(Entries with figure data)
_ _ _ _ _
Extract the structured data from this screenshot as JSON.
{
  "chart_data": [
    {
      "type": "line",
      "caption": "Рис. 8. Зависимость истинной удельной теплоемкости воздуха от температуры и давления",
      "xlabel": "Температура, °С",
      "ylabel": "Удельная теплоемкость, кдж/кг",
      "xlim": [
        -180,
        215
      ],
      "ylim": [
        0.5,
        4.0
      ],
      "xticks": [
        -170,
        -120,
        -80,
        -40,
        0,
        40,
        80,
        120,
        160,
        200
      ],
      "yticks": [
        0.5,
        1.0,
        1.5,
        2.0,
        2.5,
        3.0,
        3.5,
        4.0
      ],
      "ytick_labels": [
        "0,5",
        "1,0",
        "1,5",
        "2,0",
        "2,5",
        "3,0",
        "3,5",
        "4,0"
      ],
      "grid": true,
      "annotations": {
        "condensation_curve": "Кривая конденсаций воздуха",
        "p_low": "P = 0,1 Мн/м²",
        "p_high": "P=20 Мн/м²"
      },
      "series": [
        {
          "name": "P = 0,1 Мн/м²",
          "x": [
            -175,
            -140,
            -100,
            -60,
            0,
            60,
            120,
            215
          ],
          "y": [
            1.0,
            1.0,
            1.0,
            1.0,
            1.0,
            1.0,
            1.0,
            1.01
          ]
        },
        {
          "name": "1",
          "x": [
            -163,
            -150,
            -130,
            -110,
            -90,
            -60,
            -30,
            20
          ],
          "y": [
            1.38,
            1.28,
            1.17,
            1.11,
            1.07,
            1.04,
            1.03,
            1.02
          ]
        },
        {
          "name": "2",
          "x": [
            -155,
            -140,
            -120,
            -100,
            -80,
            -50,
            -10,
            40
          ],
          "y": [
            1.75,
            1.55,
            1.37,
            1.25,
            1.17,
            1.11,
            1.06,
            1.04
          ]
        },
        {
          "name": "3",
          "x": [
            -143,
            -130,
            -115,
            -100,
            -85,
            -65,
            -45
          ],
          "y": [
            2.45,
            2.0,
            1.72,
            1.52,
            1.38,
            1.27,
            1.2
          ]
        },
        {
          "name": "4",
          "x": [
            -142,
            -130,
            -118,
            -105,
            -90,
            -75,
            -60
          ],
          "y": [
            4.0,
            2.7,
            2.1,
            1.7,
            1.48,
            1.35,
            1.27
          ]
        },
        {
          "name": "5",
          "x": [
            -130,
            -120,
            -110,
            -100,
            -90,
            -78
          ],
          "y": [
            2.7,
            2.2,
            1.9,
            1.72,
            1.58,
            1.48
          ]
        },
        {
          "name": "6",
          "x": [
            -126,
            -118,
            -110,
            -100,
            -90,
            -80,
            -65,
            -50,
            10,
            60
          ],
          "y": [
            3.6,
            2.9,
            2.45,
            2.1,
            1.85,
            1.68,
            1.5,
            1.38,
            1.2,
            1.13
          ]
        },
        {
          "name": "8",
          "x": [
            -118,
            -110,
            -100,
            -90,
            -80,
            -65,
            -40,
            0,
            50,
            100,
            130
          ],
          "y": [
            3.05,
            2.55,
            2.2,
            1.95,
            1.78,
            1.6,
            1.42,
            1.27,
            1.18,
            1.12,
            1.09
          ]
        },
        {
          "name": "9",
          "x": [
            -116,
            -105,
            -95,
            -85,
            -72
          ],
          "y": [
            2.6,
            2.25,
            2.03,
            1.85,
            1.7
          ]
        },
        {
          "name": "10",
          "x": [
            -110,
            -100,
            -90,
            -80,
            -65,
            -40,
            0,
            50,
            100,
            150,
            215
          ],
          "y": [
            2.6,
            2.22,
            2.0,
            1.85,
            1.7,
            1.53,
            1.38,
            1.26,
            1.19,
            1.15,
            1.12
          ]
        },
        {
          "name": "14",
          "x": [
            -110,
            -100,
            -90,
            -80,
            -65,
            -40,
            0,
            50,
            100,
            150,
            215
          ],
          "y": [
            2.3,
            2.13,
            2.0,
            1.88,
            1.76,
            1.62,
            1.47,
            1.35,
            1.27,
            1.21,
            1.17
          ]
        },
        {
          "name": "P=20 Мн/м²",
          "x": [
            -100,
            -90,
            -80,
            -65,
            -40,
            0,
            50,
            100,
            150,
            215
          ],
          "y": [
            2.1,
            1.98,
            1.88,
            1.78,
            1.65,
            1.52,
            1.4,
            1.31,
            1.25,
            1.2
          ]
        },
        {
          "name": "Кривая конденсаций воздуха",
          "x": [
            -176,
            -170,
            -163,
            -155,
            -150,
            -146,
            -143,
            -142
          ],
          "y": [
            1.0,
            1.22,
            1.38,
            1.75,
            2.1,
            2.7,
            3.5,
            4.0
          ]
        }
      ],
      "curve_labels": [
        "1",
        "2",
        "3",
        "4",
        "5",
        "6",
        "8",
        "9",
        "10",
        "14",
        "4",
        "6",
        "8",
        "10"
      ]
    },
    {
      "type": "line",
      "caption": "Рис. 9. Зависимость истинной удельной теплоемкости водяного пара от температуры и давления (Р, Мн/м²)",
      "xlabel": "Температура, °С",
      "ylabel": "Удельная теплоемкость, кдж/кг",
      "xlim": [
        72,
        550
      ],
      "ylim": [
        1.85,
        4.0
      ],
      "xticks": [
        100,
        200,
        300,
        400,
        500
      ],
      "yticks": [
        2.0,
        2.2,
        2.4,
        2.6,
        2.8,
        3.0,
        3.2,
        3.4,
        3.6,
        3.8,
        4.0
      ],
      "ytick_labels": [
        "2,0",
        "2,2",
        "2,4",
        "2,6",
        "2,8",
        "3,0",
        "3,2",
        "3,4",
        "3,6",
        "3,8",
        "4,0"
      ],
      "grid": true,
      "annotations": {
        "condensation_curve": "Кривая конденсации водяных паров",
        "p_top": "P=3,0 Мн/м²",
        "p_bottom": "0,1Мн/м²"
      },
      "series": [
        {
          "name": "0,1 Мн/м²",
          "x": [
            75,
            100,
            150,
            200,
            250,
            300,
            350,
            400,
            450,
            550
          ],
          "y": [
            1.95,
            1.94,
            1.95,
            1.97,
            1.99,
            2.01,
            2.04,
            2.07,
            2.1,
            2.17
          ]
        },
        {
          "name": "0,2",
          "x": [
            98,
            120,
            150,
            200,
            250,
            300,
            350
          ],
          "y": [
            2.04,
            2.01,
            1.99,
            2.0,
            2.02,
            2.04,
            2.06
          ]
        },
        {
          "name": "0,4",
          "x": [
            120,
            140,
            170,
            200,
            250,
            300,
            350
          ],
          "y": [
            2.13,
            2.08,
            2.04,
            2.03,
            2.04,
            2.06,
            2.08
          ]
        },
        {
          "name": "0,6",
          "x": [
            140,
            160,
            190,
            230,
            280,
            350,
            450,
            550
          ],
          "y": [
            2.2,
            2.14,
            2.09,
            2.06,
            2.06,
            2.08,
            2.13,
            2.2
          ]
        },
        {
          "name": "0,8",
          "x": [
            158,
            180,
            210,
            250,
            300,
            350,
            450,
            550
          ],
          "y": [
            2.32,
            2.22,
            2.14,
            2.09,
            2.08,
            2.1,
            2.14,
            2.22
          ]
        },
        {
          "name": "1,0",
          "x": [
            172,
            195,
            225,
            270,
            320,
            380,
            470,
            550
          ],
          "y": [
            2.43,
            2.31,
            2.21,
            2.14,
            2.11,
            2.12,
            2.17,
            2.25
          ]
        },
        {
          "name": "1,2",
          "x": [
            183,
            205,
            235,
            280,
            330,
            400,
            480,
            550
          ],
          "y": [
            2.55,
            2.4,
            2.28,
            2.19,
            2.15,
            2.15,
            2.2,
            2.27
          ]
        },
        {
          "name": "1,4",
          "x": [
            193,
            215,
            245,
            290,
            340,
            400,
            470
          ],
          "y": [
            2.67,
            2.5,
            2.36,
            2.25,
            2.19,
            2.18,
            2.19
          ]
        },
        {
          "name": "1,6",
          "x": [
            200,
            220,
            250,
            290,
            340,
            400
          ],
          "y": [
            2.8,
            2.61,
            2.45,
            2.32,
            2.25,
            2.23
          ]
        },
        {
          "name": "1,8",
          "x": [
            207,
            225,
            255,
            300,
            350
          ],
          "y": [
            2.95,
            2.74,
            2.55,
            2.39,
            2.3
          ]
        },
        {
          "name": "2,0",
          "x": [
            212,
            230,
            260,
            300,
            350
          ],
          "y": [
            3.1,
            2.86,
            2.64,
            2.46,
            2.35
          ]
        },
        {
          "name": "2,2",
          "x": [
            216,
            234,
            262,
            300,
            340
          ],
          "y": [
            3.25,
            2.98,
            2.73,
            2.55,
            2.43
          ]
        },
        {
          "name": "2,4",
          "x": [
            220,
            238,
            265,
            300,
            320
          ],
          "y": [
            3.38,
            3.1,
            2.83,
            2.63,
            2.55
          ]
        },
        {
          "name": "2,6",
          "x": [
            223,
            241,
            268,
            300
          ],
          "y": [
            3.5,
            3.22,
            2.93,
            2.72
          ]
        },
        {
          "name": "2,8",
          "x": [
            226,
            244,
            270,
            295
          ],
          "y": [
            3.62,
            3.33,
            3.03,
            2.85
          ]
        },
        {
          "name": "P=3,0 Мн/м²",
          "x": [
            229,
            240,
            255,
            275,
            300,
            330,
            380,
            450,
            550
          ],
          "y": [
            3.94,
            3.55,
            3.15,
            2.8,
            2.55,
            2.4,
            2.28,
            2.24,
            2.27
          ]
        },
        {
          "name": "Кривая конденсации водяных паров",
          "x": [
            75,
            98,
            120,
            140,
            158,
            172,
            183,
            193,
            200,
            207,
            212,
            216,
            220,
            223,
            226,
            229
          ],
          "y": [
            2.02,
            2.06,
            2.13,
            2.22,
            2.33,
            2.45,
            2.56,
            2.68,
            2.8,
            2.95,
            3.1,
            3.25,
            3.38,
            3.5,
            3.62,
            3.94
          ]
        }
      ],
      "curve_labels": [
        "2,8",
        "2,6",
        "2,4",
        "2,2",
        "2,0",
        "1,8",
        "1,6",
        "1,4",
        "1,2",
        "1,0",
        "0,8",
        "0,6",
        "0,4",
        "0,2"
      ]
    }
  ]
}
_ _ _ _ _
**WORK TO COMPLETE**
Each line above that holds the string "воздуха" should be copied and shown.

**SOLVED PROBLEM**
      "caption": "Рис. 8. Зависимость истинной удельной теплоемкости воздуха от температуры и давления",
        "condensation_curve": "Кривая конденсаций воздуха",
          "name": "Кривая конденсаций воздуха",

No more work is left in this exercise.